Requirements: Every entry here needs to be repeated exactly.

Dataset content:

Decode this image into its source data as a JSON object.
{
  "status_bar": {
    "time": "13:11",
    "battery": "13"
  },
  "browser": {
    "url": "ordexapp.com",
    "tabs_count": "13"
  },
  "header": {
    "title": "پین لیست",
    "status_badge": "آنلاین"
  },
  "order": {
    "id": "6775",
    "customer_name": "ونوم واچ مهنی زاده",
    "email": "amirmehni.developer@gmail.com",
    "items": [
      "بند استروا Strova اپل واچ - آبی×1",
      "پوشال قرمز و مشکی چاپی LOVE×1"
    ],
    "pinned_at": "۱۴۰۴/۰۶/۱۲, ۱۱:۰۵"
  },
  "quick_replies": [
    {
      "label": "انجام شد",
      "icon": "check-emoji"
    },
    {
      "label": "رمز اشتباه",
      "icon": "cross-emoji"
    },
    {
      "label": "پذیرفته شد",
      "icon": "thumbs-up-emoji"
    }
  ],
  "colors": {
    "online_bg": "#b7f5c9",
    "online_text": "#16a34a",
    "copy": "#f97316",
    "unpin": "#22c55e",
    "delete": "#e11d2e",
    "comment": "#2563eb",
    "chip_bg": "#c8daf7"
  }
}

Solution to this task:
Decode this image into its source data as a JSON object.
{
  "status_bar": {
    "time": "13:11",
    "battery": "13"
  },
  "browser": {
    "url": "ordexapp.com",
    "tabs_count": "13"
  },
  "header": {
    "title": "پین لیست",
    "status_badge": "آنلاین"
  },
  "order": {
    "id": "6775",
    "customer_name": "ونوم واچ مهنی زاده",
    "email": "amirmehni.developer@gmail.com",
    "items": [
      "بند استروا Strova اپل واچ - آبی×1",
      "پوشال قرمز و مشکی چاپی LOVE×1"
    ],
    "pinned_at": "۱۴۰۴/۰۶/۱۲, ۱۱:۰۵"
  },
  "quick_replies": [
    {
      "label": "انجام شد",
      "icon": "check-emoji"
    },
    {
      "label": "رمز اشتباه",
      "icon": "cross-emoji"
    },
    {
      "label": "پذیرفته شد",
      "icon": "thumbs-up-emoji"
    }
  ],
  "colors": {
    "online_bg": "#b7f5c9",
    "online_text": "#16a34a",
    "copy": "#f97316",
    "unpin": "#22c55e",
    "delete": "#e11d2e",
    "comment": "#2563eb",
    "chip_bg": "#c8daf7"
  }
}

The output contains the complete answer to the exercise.